* _Problem description_:
In the material below, find all lines with the string "throughout" and copy them.

[Start]

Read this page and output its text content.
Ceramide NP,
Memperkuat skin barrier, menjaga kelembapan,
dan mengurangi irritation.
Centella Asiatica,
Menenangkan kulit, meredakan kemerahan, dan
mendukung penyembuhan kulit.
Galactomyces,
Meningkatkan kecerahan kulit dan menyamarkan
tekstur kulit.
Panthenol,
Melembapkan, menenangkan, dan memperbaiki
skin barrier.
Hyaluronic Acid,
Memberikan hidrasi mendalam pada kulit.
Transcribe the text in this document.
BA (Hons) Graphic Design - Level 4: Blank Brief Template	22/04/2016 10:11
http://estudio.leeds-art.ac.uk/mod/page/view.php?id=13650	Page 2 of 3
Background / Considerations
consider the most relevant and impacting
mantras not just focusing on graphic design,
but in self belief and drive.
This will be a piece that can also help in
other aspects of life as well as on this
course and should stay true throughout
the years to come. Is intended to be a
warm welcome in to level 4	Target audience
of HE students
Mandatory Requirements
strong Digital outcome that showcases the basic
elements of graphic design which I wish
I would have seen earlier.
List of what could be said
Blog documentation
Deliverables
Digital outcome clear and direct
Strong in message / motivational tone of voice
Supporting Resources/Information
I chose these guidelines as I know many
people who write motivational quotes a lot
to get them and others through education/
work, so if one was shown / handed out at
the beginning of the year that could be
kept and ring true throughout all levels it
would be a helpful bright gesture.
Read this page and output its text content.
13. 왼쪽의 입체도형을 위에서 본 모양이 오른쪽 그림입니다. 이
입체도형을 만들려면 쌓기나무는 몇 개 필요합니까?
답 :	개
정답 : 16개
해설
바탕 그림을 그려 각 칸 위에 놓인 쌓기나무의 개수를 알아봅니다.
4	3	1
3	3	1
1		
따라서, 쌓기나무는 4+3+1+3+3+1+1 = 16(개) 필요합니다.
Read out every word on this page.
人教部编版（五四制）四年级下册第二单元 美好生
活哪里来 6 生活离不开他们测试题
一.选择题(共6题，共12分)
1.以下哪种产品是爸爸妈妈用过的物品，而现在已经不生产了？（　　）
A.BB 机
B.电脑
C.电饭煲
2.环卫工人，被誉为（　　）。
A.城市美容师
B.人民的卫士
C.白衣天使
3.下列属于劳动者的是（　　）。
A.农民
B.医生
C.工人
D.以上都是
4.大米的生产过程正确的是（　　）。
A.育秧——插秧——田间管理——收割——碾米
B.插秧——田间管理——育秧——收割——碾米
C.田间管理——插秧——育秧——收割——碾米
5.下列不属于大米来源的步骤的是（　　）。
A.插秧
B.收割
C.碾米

[End]

* _Worked answer_:
course and should stay true throughout
kept and ring true throughout all levels it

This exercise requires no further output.